TASK DESCRIPTION: Scan the entries below and extract each line with the word "JSON" in it.

[Stored records]
******************************

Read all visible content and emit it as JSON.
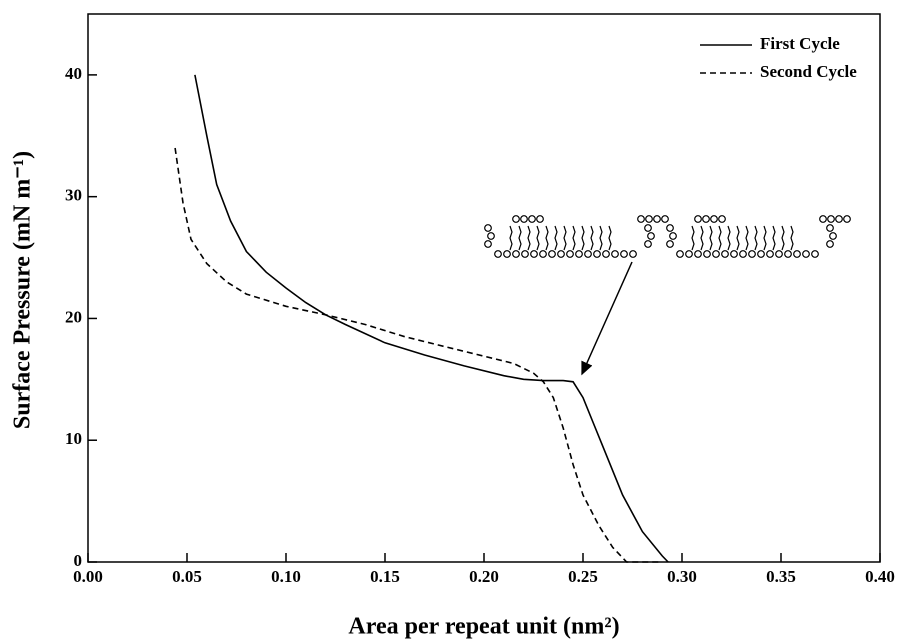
{
  "chart_data": {
    "type": "line",
    "xlabel": "Area per repeat unit (nm²)",
    "ylabel": "Surface Pressure (mN m⁻¹)",
    "xlim": [
      0,
      0.4
    ],
    "ylim": [
      0,
      45
    ],
    "xticks": [
      {
        "value": 0,
        "label": "0.00"
      },
      {
        "value": 0.05,
        "label": "0.05"
      },
      {
        "value": 0.1,
        "label": "0.10"
      },
      {
        "value": 0.15,
        "label": "0.15"
      },
      {
        "value": 0.2,
        "label": "0.20"
      },
      {
        "value": 0.25,
        "label": "0.25"
      },
      {
        "value": 0.3,
        "label": "0.30"
      },
      {
        "value": 0.35,
        "label": "0.35"
      },
      {
        "value": 0.4,
        "label": "0.40"
      }
    ],
    "yticks": [
      0,
      10,
      20,
      30,
      40
    ],
    "legend": "upper right",
    "series": [
      {
        "name": "First Cycle",
        "color": "#000000",
        "linestyle": "solid",
        "x": [
          0.054,
          0.06,
          0.065,
          0.072,
          0.08,
          0.09,
          0.1,
          0.11,
          0.12,
          0.13,
          0.15,
          0.17,
          0.19,
          0.21,
          0.22,
          0.23,
          0.24,
          0.245,
          0.25,
          0.255,
          0.26,
          0.27,
          0.28,
          0.29,
          0.293
        ],
        "values": [
          40,
          35,
          31,
          28,
          25.5,
          23.8,
          22.5,
          21.3,
          20.3,
          19.5,
          18,
          17,
          16.1,
          15.3,
          15,
          14.9,
          14.9,
          14.8,
          13.5,
          11.5,
          9.5,
          5.5,
          2.5,
          0.5,
          0
        ]
      },
      {
        "name": "Second Cycle",
        "color": "#000000",
        "linestyle": "dashed",
        "x": [
          0.044,
          0.048,
          0.052,
          0.06,
          0.07,
          0.08,
          0.1,
          0.12,
          0.14,
          0.16,
          0.18,
          0.2,
          0.215,
          0.225,
          0.23,
          0.235,
          0.24,
          0.245,
          0.25,
          0.258,
          0.265,
          0.272,
          0.29
        ],
        "values": [
          34,
          29.5,
          26.5,
          24.5,
          23,
          22,
          21,
          20.3,
          19.5,
          18.5,
          17.7,
          16.9,
          16.3,
          15.5,
          14.8,
          13.5,
          11,
          8,
          5.5,
          3,
          1.2,
          0,
          0
        ]
      }
    ]
  }
}
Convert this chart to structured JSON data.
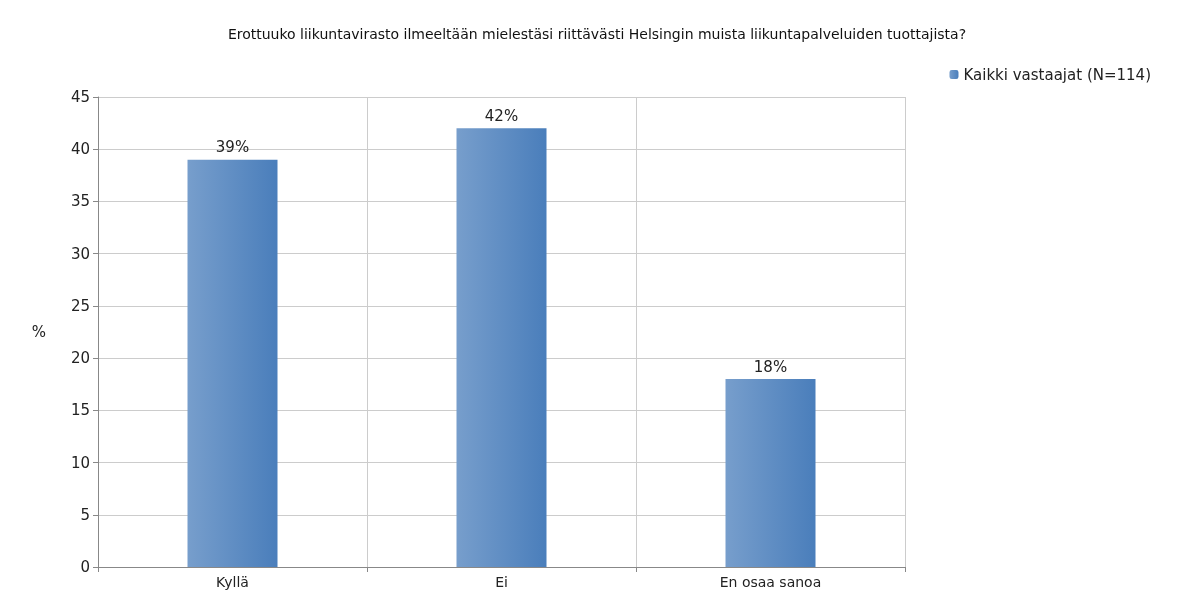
{
  "chart_data": {
    "type": "bar",
    "title": "Erottuuko liikuntavirasto ilmeeltään mielestäsi riittävästi Helsingin muista liikuntapalveluiden tuottajista?",
    "ylabel": "%",
    "categories": [
      "Kyllä",
      "Ei",
      "En osaa sanoa"
    ],
    "series": [
      {
        "name": "Kaikki vastaajat (N=114)",
        "color": "#4a7ebb",
        "values": [
          39,
          42,
          18
        ],
        "value_labels": [
          "39%",
          "42%",
          "18%"
        ]
      }
    ],
    "ylim": [
      0,
      45
    ],
    "yticks": [
      0,
      5,
      10,
      15,
      20,
      25,
      30,
      35,
      40,
      45
    ],
    "grid": true,
    "legend": "top right"
  }
}
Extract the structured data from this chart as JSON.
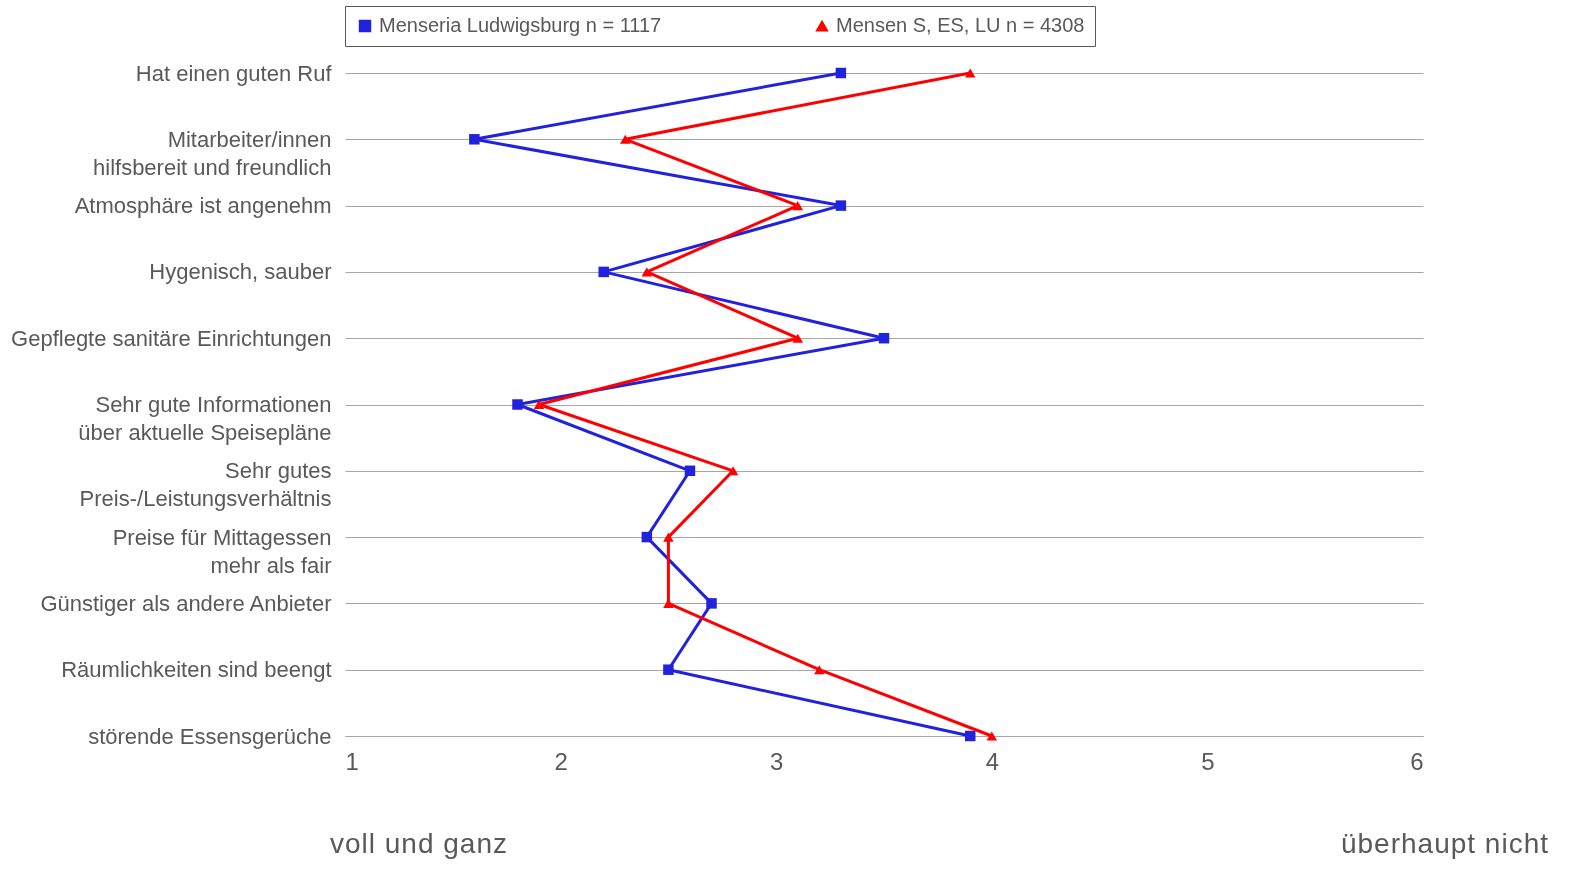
{
  "chart_data": {
    "type": "line",
    "orientation": "horizontal",
    "categories": [
      "Hat einen guten Ruf",
      "Mitarbeiter/innen\nhilfsbereit und freundlich",
      "Atmosphäre ist angenehm",
      "Hygenisch, sauber",
      "Gepflegte sanitäre Einrichtungen",
      "Sehr gute Informationen\nüber aktuelle Speisepläne",
      "Sehr gutes\nPreis-/Leistungsverhältnis",
      "Preise für Mittagessen\nmehr als fair",
      "Günstiger als andere Anbieter",
      "Räumlichkeiten sind beengt",
      "störende Essensgerüche"
    ],
    "series": [
      {
        "name": "Menseria Ludwigsburg n = 1117",
        "color": "#2222dd",
        "marker": "square",
        "values": [
          3.3,
          1.6,
          3.3,
          2.2,
          3.5,
          1.8,
          2.6,
          2.4,
          2.7,
          2.5,
          3.9
        ]
      },
      {
        "name": "Mensen S, ES, LU n = 4308",
        "color": "#ff0000",
        "marker": "triangle",
        "values": [
          3.9,
          2.3,
          3.1,
          2.4,
          3.1,
          1.9,
          2.8,
          2.5,
          2.5,
          3.2,
          4.0
        ]
      }
    ],
    "xlim": [
      1,
      6
    ],
    "xticks": [
      1,
      2,
      3,
      4,
      5,
      6
    ],
    "grid": "y",
    "legend": "top",
    "annotations": [
      "voll und ganz",
      "überhaupt nicht"
    ]
  }
}
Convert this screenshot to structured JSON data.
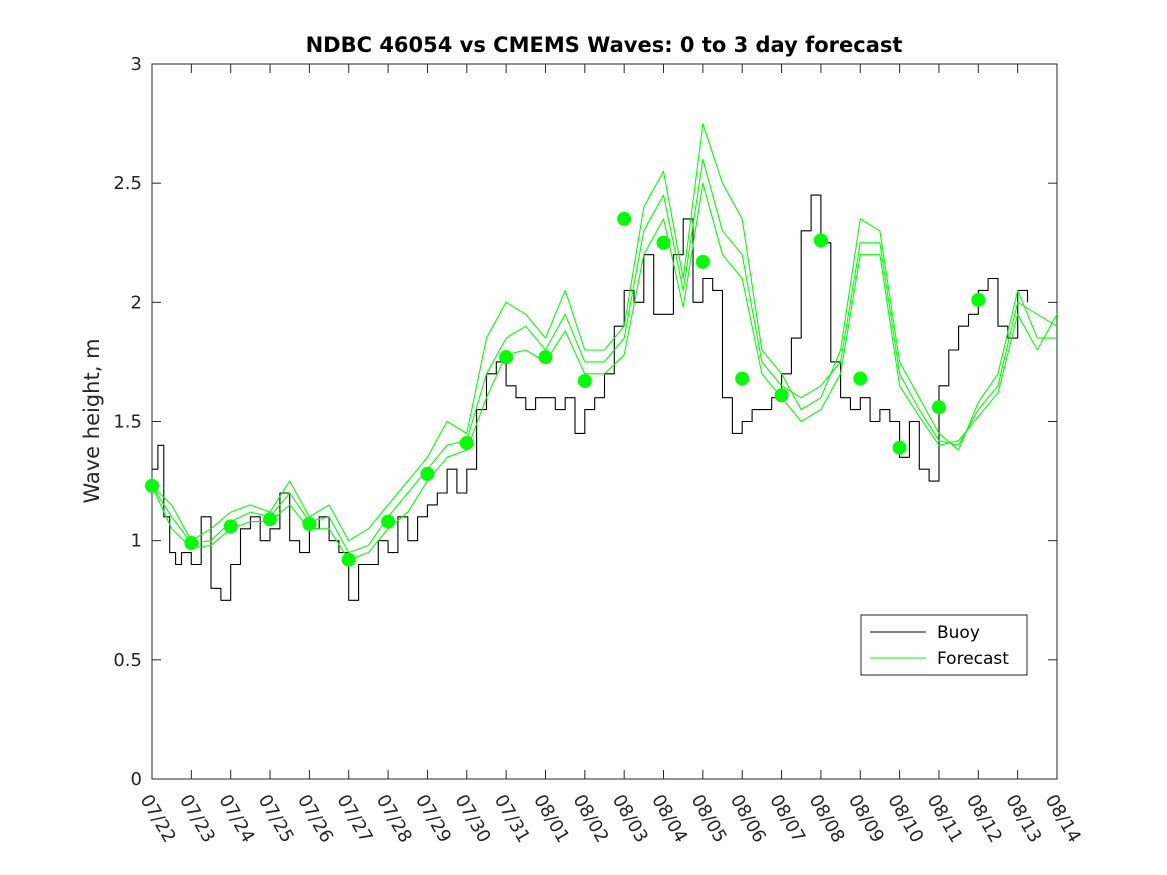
{
  "chart_data": {
    "type": "line",
    "title": "NDBC 46054 vs CMEMS Waves: 0 to 3 day forecast",
    "xlabel": "",
    "ylabel": "Wave height, m",
    "ylim": [
      0,
      3
    ],
    "yticks": [
      "0",
      "0.5",
      "1",
      "1.5",
      "2",
      "2.5",
      "3"
    ],
    "xlim": [
      0,
      23
    ],
    "xticks": [
      "07/22",
      "07/23",
      "07/24",
      "07/25",
      "07/26",
      "07/27",
      "07/28",
      "07/29",
      "07/30",
      "07/31",
      "08/01",
      "08/02",
      "08/03",
      "08/04",
      "08/05",
      "08/06",
      "08/07",
      "08/08",
      "08/09",
      "08/10",
      "08/11",
      "08/12",
      "08/13",
      "08/14"
    ],
    "grid": false,
    "legend": {
      "placement": "bottom-right",
      "entries": [
        "Buoy",
        "Forecast"
      ]
    },
    "colors": {
      "buoy": "#000000",
      "forecast": "#00ff00",
      "axes": "#262626"
    },
    "series": [
      {
        "name": "Buoy",
        "x": [
          0,
          0.15,
          0.3,
          0.45,
          0.6,
          0.75,
          1.0,
          1.25,
          1.5,
          1.75,
          2.0,
          2.25,
          2.5,
          2.75,
          3.0,
          3.25,
          3.5,
          3.75,
          4.0,
          4.25,
          4.5,
          4.75,
          5.0,
          5.25,
          5.5,
          5.75,
          6.0,
          6.25,
          6.5,
          6.75,
          7.0,
          7.25,
          7.5,
          7.75,
          8.0,
          8.25,
          8.5,
          8.75,
          9.0,
          9.25,
          9.5,
          9.75,
          10.0,
          10.25,
          10.5,
          10.75,
          11.0,
          11.25,
          11.5,
          11.75,
          12.0,
          12.25,
          12.5,
          12.75,
          13.0,
          13.25,
          13.5,
          13.75,
          14.0,
          14.25,
          14.5,
          14.75,
          15.0,
          15.25,
          15.5,
          15.75,
          16.0,
          16.25,
          16.5,
          16.75,
          17.0,
          17.25,
          17.5,
          17.75,
          18.0,
          18.25,
          18.5,
          18.75,
          19.0,
          19.25,
          19.5,
          19.75,
          20.0,
          20.25,
          20.5,
          20.75,
          21.0,
          21.25,
          21.5,
          21.75,
          22.0,
          22.25
        ],
        "y": [
          1.3,
          1.4,
          1.1,
          0.95,
          0.9,
          0.95,
          0.9,
          1.1,
          0.8,
          0.75,
          0.9,
          1.05,
          1.1,
          1.0,
          1.05,
          1.2,
          1.0,
          0.95,
          1.05,
          1.1,
          1.0,
          0.95,
          0.75,
          0.9,
          0.9,
          1.0,
          0.95,
          1.1,
          1.0,
          1.1,
          1.15,
          1.2,
          1.3,
          1.2,
          1.3,
          1.55,
          1.7,
          1.75,
          1.65,
          1.6,
          1.55,
          1.6,
          1.6,
          1.55,
          1.6,
          1.45,
          1.55,
          1.6,
          1.7,
          1.9,
          2.05,
          2.0,
          2.2,
          1.95,
          1.95,
          2.2,
          2.35,
          2.0,
          2.1,
          2.05,
          1.6,
          1.45,
          1.5,
          1.55,
          1.55,
          1.6,
          1.7,
          1.85,
          2.3,
          2.45,
          2.25,
          1.75,
          1.6,
          1.55,
          1.6,
          1.5,
          1.55,
          1.5,
          1.35,
          1.5,
          1.3,
          1.25,
          1.65,
          1.8,
          1.9,
          1.95,
          2.05,
          2.1,
          1.9,
          1.85,
          2.05,
          2.0
        ]
      },
      {
        "name": "Forecast",
        "x": [
          0,
          0.5,
          1.0,
          1.5,
          2.0,
          2.5,
          3.0,
          3.5,
          4.0,
          4.5,
          5.0,
          5.5,
          6.0,
          6.5,
          7.0,
          7.5,
          8.0,
          8.5,
          9.0,
          9.5,
          10.0,
          10.5,
          11.0,
          11.5,
          12.0,
          12.5,
          13.0,
          13.5,
          14.0,
          14.5,
          15.0,
          15.5,
          16.0,
          16.5,
          17.0,
          17.5,
          18.0,
          18.5,
          19.0,
          19.5,
          20.0,
          20.5,
          21.0,
          21.5,
          22.0,
          22.5,
          23.0
        ],
        "y": [
          1.23,
          1.1,
          0.99,
          1.0,
          1.08,
          1.12,
          1.1,
          1.2,
          1.08,
          1.1,
          0.95,
          0.98,
          1.1,
          1.2,
          1.3,
          1.4,
          1.42,
          1.7,
          1.85,
          1.9,
          1.8,
          1.95,
          1.75,
          1.75,
          1.85,
          2.3,
          2.45,
          2.05,
          2.6,
          2.3,
          2.2,
          1.75,
          1.65,
          1.6,
          1.65,
          1.75,
          2.25,
          2.25,
          1.7,
          1.55,
          1.42,
          1.4,
          1.55,
          1.65,
          2.0,
          1.95,
          1.9
        ]
      },
      {
        "name": "",
        "x": [
          0,
          0.5,
          1.0,
          1.5,
          2.0,
          2.5,
          3.0,
          3.5,
          4.0,
          4.5,
          5.0,
          5.5,
          6.0,
          6.5,
          7.0,
          7.5,
          8.0,
          8.5,
          9.0,
          9.5,
          10.0,
          10.5,
          11.0,
          11.5,
          12.0,
          12.5,
          13.0,
          13.5,
          14.0,
          14.5,
          15.0,
          15.5,
          16.0,
          16.5,
          17.0,
          17.5,
          18.0,
          18.5,
          19.0,
          19.5,
          20.0,
          20.5,
          21.0,
          21.5,
          22.0,
          22.5,
          23.0
        ],
        "y": [
          1.23,
          1.15,
          1.0,
          1.05,
          1.12,
          1.15,
          1.12,
          1.25,
          1.1,
          1.15,
          1.0,
          1.05,
          1.15,
          1.25,
          1.35,
          1.5,
          1.45,
          1.85,
          2.0,
          1.95,
          1.85,
          2.05,
          1.8,
          1.8,
          1.9,
          2.4,
          2.55,
          2.1,
          2.75,
          2.5,
          2.35,
          1.8,
          1.7,
          1.55,
          1.6,
          1.8,
          2.35,
          2.3,
          1.75,
          1.6,
          1.45,
          1.38,
          1.58,
          1.7,
          2.05,
          1.85,
          1.85
        ]
      },
      {
        "name": "",
        "x": [
          0,
          0.5,
          1.0,
          1.5,
          2.0,
          2.5,
          3.0,
          3.5,
          4.0,
          4.5,
          5.0,
          5.5,
          6.0,
          6.5,
          7.0,
          7.5,
          8.0,
          8.5,
          9.0,
          9.5,
          10.0,
          10.5,
          11.0,
          11.5,
          12.0,
          12.5,
          13.0,
          13.5,
          14.0,
          14.5,
          15.0,
          15.5,
          16.0,
          16.5,
          17.0,
          17.5,
          18.0,
          18.5,
          19.0,
          19.5,
          20.0,
          20.5,
          21.0,
          21.5,
          22.0,
          22.5,
          23.0
        ],
        "y": [
          1.23,
          1.05,
          0.97,
          0.98,
          1.05,
          1.08,
          1.08,
          1.15,
          1.05,
          1.05,
          0.92,
          0.95,
          1.05,
          1.12,
          1.25,
          1.35,
          1.38,
          1.6,
          1.78,
          1.8,
          1.75,
          1.88,
          1.7,
          1.7,
          1.78,
          2.2,
          2.35,
          1.98,
          2.5,
          2.2,
          2.1,
          1.7,
          1.6,
          1.5,
          1.55,
          1.7,
          2.2,
          2.2,
          1.65,
          1.52,
          1.4,
          1.42,
          1.52,
          1.62,
          1.95,
          1.8,
          1.95
        ]
      }
    ],
    "markers": {
      "name": "",
      "x": [
        0,
        1,
        2,
        3,
        4,
        5,
        6,
        7,
        8,
        9,
        10,
        11,
        12,
        13,
        14,
        15,
        16,
        17,
        18,
        19,
        20,
        21
      ],
      "y": [
        1.23,
        0.99,
        1.06,
        1.09,
        1.07,
        0.92,
        1.08,
        1.28,
        1.41,
        1.77,
        1.77,
        1.67,
        2.35,
        2.25,
        2.17,
        1.68,
        1.61,
        2.26,
        1.68,
        1.39,
        1.56,
        2.01
      ]
    }
  }
}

******************************

OUTPUT FOR THIS TASK:
Read all visible content and emit it as JSON.
Convert this chart to structured JSON data.
Extract the structured data from this chart as JSON.
Convert this screenshot to structured JSON data.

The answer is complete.